• To do:
Copy out all the entries word for word.

--- Begin ---

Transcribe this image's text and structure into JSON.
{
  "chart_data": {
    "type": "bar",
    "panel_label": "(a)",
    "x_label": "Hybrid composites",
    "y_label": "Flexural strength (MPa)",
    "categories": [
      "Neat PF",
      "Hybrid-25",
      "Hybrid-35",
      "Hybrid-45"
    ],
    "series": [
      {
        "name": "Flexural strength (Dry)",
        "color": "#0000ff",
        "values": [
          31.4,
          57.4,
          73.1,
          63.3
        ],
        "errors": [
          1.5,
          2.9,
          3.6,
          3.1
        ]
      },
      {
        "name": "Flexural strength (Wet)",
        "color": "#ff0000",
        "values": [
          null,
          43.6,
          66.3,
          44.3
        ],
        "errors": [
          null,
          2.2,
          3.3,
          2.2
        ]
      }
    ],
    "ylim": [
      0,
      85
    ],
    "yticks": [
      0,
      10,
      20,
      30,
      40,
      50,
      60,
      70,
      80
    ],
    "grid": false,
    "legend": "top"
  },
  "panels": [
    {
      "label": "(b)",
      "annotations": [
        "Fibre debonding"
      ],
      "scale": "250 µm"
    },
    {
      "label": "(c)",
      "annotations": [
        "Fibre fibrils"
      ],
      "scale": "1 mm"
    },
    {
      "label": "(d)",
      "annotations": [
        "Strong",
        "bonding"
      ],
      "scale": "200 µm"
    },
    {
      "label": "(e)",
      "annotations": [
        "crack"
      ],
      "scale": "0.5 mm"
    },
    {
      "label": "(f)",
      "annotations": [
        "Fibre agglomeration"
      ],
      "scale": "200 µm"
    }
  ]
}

--- End ---

• Exercise solution:
Transcribe this image's text and structure into JSON.
{
  "chart_data": {
    "type": "bar",
    "panel_label": "(a)",
    "x_label": "Hybrid composites",
    "y_label": "Flexural strength (MPa)",
    "categories": [
      "Neat PF",
      "Hybrid-25",
      "Hybrid-35",
      "Hybrid-45"
    ],
    "series": [
      {
        "name": "Flexural strength (Dry)",
        "color": "#0000ff",
        "values": [
          31.4,
          57.4,
          73.1,
          63.3
        ],
        "errors": [
          1.5,
          2.9,
          3.6,
          3.1
        ]
      },
      {
        "name": "Flexural strength (Wet)",
        "color": "#ff0000",
        "values": [
          null,
          43.6,
          66.3,
          44.3
        ],
        "errors": [
          null,
          2.2,
          3.3,
          2.2
        ]
      }
    ],
    "ylim": [
      0,
      85
    ],
    "yticks": [
      0,
      10,
      20,
      30,
      40,
      50,
      60,
      70,
      80
    ],
    "grid": false,
    "legend": "top"
  },
  "panels": [
    {
      "label": "(b)",
      "annotations": [
        "Fibre debonding"
      ],
      "scale": "250 µm"
    },
    {
      "label": "(c)",
      "annotations": [
        "Fibre fibrils"
      ],
      "scale": "1 mm"
    },
    {
      "label": "(d)",
      "annotations": [
        "Strong",
        "bonding"
      ],
      "scale": "200 µm"
    },
    {
      "label": "(e)",
      "annotations": [
        "crack"
      ],
      "scale": "0.5 mm"
    },
    {
      "label": "(f)",
      "annotations": [
        "Fibre agglomeration"
      ],
      "scale": "200 µm"
    }
  ]
}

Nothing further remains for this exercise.